EXERCISE INPUTS
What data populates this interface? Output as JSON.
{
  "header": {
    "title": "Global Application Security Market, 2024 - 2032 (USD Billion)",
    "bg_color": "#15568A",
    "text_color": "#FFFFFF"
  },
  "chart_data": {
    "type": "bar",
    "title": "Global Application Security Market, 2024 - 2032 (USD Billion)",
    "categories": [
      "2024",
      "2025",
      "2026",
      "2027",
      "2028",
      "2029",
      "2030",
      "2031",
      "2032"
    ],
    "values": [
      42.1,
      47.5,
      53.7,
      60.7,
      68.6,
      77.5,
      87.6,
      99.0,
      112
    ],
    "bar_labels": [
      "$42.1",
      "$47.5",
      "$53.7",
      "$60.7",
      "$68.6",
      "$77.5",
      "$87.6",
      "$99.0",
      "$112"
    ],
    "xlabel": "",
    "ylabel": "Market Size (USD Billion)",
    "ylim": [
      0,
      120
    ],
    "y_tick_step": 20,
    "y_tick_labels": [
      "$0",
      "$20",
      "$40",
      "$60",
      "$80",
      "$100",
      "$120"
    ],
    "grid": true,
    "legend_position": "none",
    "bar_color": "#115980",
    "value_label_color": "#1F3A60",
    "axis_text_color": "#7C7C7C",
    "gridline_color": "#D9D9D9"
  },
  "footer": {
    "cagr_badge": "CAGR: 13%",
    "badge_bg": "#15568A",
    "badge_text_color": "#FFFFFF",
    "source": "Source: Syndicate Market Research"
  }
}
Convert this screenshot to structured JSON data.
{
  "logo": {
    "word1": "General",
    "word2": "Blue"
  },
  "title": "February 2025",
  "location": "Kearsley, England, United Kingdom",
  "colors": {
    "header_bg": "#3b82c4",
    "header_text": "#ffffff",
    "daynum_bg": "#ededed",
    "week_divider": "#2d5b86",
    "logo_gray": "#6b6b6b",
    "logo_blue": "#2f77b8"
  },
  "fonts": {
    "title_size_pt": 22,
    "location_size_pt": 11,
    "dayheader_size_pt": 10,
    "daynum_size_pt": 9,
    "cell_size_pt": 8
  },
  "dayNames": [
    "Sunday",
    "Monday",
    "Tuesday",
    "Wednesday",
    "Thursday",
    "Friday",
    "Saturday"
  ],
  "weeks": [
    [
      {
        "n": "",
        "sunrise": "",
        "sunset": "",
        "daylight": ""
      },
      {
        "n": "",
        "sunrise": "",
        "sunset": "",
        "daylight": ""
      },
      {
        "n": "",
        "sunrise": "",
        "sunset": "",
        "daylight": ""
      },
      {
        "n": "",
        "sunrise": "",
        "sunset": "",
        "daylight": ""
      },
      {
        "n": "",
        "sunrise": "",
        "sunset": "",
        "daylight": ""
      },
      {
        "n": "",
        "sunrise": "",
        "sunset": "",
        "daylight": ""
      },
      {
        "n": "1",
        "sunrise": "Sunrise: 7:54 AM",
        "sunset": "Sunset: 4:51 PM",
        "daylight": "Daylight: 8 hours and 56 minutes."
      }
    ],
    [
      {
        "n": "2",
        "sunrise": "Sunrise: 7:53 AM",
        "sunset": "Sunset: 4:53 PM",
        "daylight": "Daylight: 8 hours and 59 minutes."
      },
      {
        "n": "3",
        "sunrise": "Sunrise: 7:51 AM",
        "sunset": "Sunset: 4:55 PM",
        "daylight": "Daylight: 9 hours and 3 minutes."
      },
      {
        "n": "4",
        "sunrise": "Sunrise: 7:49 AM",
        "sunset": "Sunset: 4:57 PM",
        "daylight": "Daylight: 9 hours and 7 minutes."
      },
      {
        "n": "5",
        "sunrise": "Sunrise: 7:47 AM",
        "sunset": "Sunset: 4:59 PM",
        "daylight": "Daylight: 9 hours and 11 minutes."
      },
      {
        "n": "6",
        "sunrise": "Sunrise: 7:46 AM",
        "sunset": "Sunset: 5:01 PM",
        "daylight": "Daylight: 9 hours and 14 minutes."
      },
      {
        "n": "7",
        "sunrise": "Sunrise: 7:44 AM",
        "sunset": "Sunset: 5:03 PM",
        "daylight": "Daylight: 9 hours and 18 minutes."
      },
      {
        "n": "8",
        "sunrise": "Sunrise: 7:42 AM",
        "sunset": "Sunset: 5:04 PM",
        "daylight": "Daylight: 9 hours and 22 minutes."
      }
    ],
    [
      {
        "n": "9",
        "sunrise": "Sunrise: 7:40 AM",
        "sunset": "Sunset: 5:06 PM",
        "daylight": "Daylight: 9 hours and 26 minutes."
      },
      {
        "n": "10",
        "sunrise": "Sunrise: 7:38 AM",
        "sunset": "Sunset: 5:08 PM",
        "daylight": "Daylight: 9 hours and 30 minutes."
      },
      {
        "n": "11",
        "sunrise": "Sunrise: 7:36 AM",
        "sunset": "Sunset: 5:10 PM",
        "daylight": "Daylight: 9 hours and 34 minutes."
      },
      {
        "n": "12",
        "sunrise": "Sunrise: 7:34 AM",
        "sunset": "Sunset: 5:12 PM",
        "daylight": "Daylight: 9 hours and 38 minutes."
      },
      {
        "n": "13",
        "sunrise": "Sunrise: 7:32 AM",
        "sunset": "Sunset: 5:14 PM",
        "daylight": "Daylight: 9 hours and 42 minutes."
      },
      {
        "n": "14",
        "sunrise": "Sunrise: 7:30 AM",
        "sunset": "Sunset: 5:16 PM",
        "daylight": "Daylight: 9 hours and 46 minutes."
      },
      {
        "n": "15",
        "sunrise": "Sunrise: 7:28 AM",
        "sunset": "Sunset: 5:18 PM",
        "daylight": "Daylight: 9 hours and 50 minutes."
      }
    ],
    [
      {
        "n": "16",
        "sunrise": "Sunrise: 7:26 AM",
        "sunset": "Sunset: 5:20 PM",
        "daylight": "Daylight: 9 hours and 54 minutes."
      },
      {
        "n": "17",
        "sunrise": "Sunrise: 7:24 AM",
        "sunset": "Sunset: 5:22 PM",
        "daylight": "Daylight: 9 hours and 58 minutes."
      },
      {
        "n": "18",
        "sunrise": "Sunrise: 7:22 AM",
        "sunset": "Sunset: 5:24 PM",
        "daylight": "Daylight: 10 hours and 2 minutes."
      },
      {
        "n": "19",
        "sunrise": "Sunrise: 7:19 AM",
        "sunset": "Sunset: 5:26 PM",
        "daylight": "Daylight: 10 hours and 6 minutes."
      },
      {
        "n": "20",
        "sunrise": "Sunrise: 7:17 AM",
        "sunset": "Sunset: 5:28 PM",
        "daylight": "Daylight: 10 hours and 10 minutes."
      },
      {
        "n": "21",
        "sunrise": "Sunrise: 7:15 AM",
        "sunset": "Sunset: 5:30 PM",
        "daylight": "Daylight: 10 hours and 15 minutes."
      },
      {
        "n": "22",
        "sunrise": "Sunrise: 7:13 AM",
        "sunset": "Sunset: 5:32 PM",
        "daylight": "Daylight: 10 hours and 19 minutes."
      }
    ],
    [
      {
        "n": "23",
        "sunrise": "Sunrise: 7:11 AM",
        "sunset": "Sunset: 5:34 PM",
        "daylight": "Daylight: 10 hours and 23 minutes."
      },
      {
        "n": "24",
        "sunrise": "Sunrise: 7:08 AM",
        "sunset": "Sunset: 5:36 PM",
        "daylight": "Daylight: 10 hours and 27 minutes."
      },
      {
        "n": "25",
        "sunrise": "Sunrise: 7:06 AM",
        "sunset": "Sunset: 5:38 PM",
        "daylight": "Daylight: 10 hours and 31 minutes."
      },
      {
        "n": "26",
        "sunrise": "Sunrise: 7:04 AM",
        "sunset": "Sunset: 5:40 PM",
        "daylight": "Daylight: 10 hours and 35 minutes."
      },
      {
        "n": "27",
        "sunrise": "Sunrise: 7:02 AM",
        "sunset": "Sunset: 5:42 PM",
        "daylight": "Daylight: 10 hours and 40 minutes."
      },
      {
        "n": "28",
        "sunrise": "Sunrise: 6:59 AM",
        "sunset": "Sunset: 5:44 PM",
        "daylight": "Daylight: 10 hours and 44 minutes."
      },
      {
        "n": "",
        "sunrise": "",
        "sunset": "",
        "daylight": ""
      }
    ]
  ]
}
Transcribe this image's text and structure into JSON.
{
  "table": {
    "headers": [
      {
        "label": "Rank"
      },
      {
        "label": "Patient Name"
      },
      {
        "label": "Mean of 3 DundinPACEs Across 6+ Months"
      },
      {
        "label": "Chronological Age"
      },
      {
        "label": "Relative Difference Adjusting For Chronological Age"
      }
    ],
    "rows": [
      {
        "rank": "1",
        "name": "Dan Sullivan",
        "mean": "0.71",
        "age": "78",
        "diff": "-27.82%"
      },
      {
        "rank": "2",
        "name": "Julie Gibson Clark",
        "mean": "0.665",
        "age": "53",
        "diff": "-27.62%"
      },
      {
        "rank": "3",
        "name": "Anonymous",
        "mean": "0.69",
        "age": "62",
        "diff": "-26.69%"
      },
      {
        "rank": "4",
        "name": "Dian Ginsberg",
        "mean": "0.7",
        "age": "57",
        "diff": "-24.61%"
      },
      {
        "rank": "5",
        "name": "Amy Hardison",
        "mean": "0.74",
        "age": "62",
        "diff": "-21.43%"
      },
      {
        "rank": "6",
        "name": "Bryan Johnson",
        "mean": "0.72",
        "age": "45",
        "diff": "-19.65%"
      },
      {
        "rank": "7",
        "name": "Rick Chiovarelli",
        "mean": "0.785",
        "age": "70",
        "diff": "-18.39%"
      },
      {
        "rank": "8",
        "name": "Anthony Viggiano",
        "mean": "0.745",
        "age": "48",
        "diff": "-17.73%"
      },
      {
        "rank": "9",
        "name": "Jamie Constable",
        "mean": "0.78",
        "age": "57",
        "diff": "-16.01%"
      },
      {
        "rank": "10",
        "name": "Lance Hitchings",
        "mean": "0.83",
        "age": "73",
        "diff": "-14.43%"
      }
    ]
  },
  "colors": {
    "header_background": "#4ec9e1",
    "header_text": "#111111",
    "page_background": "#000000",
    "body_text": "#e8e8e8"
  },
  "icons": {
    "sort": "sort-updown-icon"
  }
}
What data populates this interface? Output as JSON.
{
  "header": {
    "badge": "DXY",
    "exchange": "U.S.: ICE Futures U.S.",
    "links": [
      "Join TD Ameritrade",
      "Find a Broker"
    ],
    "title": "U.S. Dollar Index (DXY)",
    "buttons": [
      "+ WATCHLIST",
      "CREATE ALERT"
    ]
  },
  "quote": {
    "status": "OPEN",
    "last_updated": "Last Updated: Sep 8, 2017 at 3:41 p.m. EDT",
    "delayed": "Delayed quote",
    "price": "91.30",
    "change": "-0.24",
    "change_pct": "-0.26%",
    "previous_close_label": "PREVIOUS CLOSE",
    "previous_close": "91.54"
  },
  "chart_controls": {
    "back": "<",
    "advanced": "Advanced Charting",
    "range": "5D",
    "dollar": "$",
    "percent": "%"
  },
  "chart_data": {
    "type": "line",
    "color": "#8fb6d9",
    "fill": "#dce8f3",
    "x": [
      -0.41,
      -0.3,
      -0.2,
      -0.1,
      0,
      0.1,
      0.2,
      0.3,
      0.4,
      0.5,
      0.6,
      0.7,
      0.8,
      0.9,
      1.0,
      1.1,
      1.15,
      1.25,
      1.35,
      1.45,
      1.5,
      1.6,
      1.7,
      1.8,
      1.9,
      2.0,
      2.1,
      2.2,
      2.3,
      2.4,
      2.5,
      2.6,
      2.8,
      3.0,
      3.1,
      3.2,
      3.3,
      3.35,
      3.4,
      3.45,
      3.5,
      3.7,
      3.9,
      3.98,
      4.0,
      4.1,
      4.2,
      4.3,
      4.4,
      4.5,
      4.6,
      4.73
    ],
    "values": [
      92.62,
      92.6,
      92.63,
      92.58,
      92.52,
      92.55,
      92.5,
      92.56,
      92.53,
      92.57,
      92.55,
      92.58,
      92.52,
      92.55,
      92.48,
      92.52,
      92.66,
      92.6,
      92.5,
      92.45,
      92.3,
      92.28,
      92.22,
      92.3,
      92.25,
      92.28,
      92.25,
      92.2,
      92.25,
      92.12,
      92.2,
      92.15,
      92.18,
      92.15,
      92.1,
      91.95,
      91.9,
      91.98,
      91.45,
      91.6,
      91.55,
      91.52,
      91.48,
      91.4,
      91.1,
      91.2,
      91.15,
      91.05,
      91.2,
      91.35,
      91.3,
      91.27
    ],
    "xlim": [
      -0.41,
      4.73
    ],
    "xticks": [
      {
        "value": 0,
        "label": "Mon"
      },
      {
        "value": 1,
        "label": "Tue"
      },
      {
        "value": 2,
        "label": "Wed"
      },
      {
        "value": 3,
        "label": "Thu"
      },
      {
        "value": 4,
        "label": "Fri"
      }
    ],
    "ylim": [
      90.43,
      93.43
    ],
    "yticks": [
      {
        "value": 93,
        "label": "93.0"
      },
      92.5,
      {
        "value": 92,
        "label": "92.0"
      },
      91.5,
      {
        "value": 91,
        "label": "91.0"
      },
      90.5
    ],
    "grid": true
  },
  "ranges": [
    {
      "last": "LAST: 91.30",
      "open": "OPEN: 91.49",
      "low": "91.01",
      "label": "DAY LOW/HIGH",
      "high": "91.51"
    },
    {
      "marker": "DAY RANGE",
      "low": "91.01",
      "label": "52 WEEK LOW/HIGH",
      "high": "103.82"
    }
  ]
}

REQUIREMENT
Copy every line of the listing that contains the word "JSON".

THE SOLUTION
What data populates this interface? Output as JSON.
Convert this screenshot to structured JSON data.
Transcribe this image's text and structure into JSON.
What data populates this interface? Output as JSON.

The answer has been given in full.